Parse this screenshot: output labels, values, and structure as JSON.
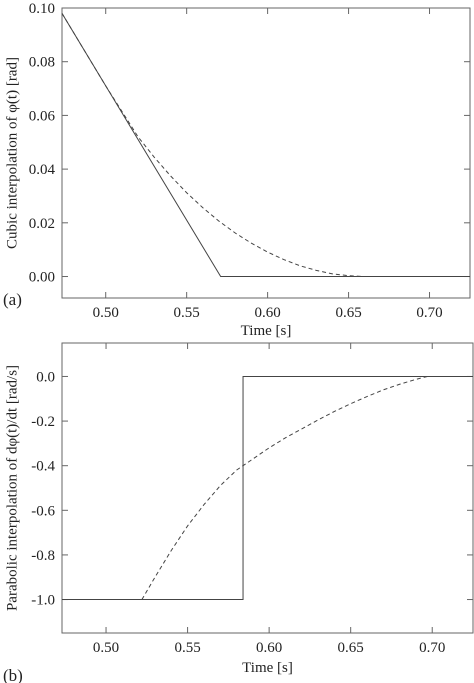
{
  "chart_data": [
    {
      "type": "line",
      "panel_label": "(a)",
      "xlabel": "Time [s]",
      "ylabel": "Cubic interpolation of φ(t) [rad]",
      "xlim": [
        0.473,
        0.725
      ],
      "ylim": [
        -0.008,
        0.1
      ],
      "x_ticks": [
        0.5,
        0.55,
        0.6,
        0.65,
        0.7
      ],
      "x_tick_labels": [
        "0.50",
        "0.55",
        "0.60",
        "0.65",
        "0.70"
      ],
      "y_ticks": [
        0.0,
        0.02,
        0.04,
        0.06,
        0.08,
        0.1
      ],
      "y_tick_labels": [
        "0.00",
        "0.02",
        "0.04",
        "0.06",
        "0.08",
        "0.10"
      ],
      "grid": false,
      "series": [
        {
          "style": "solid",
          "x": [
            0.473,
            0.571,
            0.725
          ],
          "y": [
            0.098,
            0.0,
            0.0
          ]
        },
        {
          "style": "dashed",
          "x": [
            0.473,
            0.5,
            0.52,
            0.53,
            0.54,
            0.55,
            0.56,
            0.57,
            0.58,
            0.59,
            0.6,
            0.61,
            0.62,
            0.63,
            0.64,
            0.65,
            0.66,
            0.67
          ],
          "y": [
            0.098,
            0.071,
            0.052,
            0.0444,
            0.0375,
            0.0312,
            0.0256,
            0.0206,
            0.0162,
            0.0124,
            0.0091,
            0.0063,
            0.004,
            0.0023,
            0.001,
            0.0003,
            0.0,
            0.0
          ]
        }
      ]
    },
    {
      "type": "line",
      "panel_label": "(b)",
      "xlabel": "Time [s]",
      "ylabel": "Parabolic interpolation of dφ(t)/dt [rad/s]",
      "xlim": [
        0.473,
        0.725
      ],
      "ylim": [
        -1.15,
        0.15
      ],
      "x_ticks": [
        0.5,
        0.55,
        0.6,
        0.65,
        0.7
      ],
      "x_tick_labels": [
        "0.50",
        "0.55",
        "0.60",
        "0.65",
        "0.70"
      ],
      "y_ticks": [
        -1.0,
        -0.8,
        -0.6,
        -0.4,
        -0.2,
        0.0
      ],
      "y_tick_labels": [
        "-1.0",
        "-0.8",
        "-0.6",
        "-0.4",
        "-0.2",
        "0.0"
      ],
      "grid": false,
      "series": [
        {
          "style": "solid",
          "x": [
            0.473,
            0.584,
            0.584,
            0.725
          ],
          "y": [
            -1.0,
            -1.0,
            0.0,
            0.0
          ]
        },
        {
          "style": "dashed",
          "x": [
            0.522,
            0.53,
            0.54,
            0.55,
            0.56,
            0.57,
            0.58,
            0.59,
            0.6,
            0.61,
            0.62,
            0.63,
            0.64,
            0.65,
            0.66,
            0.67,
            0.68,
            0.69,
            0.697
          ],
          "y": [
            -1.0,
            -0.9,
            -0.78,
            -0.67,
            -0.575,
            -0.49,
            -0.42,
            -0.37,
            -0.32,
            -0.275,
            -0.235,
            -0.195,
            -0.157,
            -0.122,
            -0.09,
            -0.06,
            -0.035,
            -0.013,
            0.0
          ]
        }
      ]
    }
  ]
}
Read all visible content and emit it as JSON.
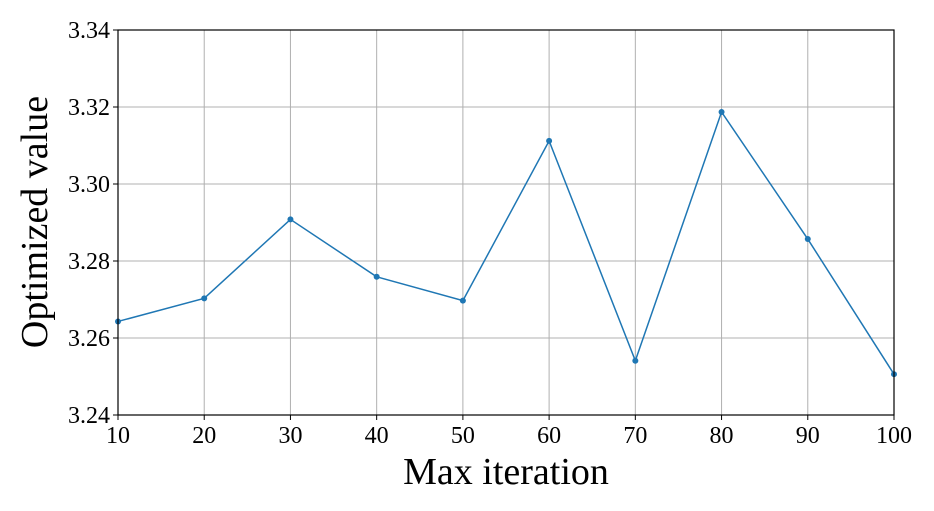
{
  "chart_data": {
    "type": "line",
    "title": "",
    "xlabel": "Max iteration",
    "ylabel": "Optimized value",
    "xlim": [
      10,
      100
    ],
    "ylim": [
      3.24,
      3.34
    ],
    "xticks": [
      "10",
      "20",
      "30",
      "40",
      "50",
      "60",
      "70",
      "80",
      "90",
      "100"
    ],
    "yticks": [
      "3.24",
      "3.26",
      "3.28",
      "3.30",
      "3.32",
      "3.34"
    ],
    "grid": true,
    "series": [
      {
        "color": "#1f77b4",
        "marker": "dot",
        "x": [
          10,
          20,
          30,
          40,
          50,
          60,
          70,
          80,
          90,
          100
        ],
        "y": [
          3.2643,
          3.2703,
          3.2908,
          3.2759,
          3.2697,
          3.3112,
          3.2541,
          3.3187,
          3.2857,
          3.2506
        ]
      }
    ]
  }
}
####
Using the entries above, state how many lines include the word "ylabel", with no other words.

3